▶ [Problem description] Restate the data word for word and leave the images out.

▶ [Data shown]
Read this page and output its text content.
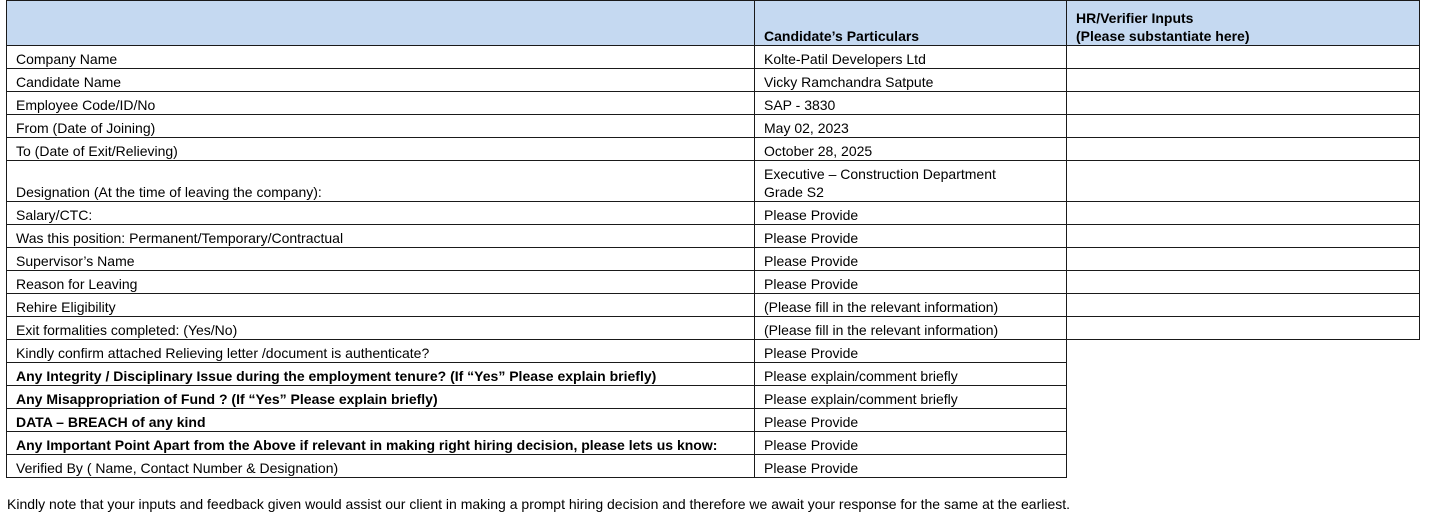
	Candidate’s Particulars	HR/Verifier Inputs
(Please substantiate here)

Company Name	Kolte-Patil Developers Ltd	
Candidate Name	Vicky Ramchandra Satpute	
Employee Code/ID/No	SAP - 3830	
From (Date of Joining)	May 02, 2023	
To (Date of Exit/Relieving)	October 28, 2025	
Designation (At the time of leaving the company):	Executive – Construction Department
Grade S2	

Salary/CTC:	Please Provide	
Was this position: Permanent/Temporary/Contractual	Please Provide	
Supervisor’s Name	Please Provide	
Reason for Leaving	Please Provide	
Rehire Eligibility	(Please fill in the relevant information)	
Exit formalities completed: (Yes/No)	(Please fill in the relevant information)	
Kindly confirm attached Relieving letter /document is authenticate?	Please Provide	
Any Integrity / Disciplinary Issue during the employment tenure? (If “Yes” Please explain briefly)	Please explain/comment briefly	
Any Misappropriation of Fund ? (If “Yes” Please explain briefly)	Please explain/comment briefly	
DATA – BREACH of any kind	Please Provide	
Any Important Point Apart from the Above if relevant in making right hiring decision, please lets us know:	Please Provide	
Verified By ( Name, Contact Number & Designation)	Please Provide	
Kindly note that your inputs and feedback given would assist our client in making a prompt hiring decision and therefore we await your response for the same at the earliest.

▶ [Expected answer]
Read this page and output its text content.
	Candidate’s Particulars	HR/Verifier Inputs
(Please substantiate here)

Company Name	Kolte-Patil Developers Ltd	
Candidate Name	Vicky Ramchandra Satpute	
Employee Code/ID/No	SAP - 3830	
From (Date of Joining)	May 02, 2023	
To (Date of Exit/Relieving)	October 28, 2025	
Designation (At the time of leaving the company):	Executive – Construction Department
Grade S2	

Salary/CTC:	Please Provide	
Was this position: Permanent/Temporary/Contractual	Please Provide	
Supervisor’s Name	Please Provide	
Reason for Leaving	Please Provide	
Rehire Eligibility	(Please fill in the relevant information)	
Exit formalities completed: (Yes/No)	(Please fill in the relevant information)	
Kindly confirm attached Relieving letter /document is authenticate?	Please Provide	
Any Integrity / Disciplinary Issue during the employment tenure? (If “Yes” Please explain briefly)	Please explain/comment briefly	
Any Misappropriation of Fund ? (If “Yes” Please explain briefly)	Please explain/comment briefly	
DATA – BREACH of any kind	Please Provide	
Any Important Point Apart from the Above if relevant in making right hiring decision, please lets us know:	Please Provide	
Verified By ( Name, Contact Number & Designation)	Please Provide	
Kindly note that your inputs and feedback given would assist our client in making a prompt hiring decision and therefore we await your response for the same at the earliest.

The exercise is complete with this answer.